# Task description:
The listing must be reproduced in full, exactly as it stands.

**** Records shown

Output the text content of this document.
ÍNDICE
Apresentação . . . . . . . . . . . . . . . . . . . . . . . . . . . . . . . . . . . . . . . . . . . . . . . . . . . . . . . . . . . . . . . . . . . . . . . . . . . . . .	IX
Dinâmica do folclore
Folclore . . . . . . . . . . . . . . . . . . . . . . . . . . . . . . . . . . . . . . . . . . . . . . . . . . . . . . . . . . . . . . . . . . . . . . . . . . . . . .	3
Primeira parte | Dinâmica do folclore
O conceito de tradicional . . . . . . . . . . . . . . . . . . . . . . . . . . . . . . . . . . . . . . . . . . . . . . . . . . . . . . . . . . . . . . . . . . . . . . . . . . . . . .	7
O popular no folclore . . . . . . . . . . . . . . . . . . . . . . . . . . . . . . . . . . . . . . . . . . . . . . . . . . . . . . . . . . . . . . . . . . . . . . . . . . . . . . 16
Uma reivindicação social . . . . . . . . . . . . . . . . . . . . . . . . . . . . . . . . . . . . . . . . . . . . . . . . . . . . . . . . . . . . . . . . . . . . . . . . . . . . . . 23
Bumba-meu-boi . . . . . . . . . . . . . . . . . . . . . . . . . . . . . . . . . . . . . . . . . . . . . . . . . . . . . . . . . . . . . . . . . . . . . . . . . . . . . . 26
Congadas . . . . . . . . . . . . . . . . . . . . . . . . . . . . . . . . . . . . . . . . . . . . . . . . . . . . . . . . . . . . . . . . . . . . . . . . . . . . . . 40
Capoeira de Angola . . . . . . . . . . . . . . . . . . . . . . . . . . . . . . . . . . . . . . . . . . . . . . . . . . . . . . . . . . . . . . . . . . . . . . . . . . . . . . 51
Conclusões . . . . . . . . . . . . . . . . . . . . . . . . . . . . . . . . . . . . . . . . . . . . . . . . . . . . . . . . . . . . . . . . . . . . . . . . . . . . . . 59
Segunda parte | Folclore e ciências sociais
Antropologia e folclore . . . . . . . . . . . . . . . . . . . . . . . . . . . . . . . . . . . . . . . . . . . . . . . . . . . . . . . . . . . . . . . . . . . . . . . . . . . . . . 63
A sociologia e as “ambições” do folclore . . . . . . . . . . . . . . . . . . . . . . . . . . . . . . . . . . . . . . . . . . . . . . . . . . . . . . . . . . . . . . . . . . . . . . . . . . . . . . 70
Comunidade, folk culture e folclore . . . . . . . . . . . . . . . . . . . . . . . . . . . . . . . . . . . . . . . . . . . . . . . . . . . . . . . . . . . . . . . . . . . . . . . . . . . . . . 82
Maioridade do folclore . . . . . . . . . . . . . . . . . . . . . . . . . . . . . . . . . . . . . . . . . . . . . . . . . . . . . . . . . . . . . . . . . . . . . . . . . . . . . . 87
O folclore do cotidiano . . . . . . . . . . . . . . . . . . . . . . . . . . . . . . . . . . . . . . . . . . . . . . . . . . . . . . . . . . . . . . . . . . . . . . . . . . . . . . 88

********

# Task answer:
Output the text content of this document.
ÍNDICE
Apresentação . . . . . . . . . . . . . . . . . . . . . . . . . . . . . . . . . . . . . . . . . . . . . . . . . . . . . . . . . . . . . . . . . . . . . . . . . . . . . .	IX
Dinâmica do folclore
Folclore . . . . . . . . . . . . . . . . . . . . . . . . . . . . . . . . . . . . . . . . . . . . . . . . . . . . . . . . . . . . . . . . . . . . . . . . . . . . . .	3
Primeira parte | Dinâmica do folclore
O conceito de tradicional . . . . . . . . . . . . . . . . . . . . . . . . . . . . . . . . . . . . . . . . . . . . . . . . . . . . . . . . . . . . . . . . . . . . . . . . . . . . . .	7
O popular no folclore . . . . . . . . . . . . . . . . . . . . . . . . . . . . . . . . . . . . . . . . . . . . . . . . . . . . . . . . . . . . . . . . . . . . . . . . . . . . . . 16
Uma reivindicação social . . . . . . . . . . . . . . . . . . . . . . . . . . . . . . . . . . . . . . . . . . . . . . . . . . . . . . . . . . . . . . . . . . . . . . . . . . . . . . 23
Bumba-meu-boi . . . . . . . . . . . . . . . . . . . . . . . . . . . . . . . . . . . . . . . . . . . . . . . . . . . . . . . . . . . . . . . . . . . . . . . . . . . . . . 26
Congadas . . . . . . . . . . . . . . . . . . . . . . . . . . . . . . . . . . . . . . . . . . . . . . . . . . . . . . . . . . . . . . . . . . . . . . . . . . . . . . 40
Capoeira de Angola . . . . . . . . . . . . . . . . . . . . . . . . . . . . . . . . . . . . . . . . . . . . . . . . . . . . . . . . . . . . . . . . . . . . . . . . . . . . . . 51
Conclusões . . . . . . . . . . . . . . . . . . . . . . . . . . . . . . . . . . . . . . . . . . . . . . . . . . . . . . . . . . . . . . . . . . . . . . . . . . . . . . 59
Segunda parte | Folclore e ciências sociais
Antropologia e folclore . . . . . . . . . . . . . . . . . . . . . . . . . . . . . . . . . . . . . . . . . . . . . . . . . . . . . . . . . . . . . . . . . . . . . . . . . . . . . . 63
A sociologia e as “ambições” do folclore . . . . . . . . . . . . . . . . . . . . . . . . . . . . . . . . . . . . . . . . . . . . . . . . . . . . . . . . . . . . . . . . . . . . . . . . . . . . . . 70
Comunidade, folk culture e folclore . . . . . . . . . . . . . . . . . . . . . . . . . . . . . . . . . . . . . . . . . . . . . . . . . . . . . . . . . . . . . . . . . . . . . . . . . . . . . . 82
Maioridade do folclore . . . . . . . . . . . . . . . . . . . . . . . . . . . . . . . . . . . . . . . . . . . . . . . . . . . . . . . . . . . . . . . . . . . . . . . . . . . . . . 87
O folclore do cotidiano . . . . . . . . . . . . . . . . . . . . . . . . . . . . . . . . . . . . . . . . . . . . . . . . . . . . . . . . . . . . . . . . . . . . . . . . . . . . . . 88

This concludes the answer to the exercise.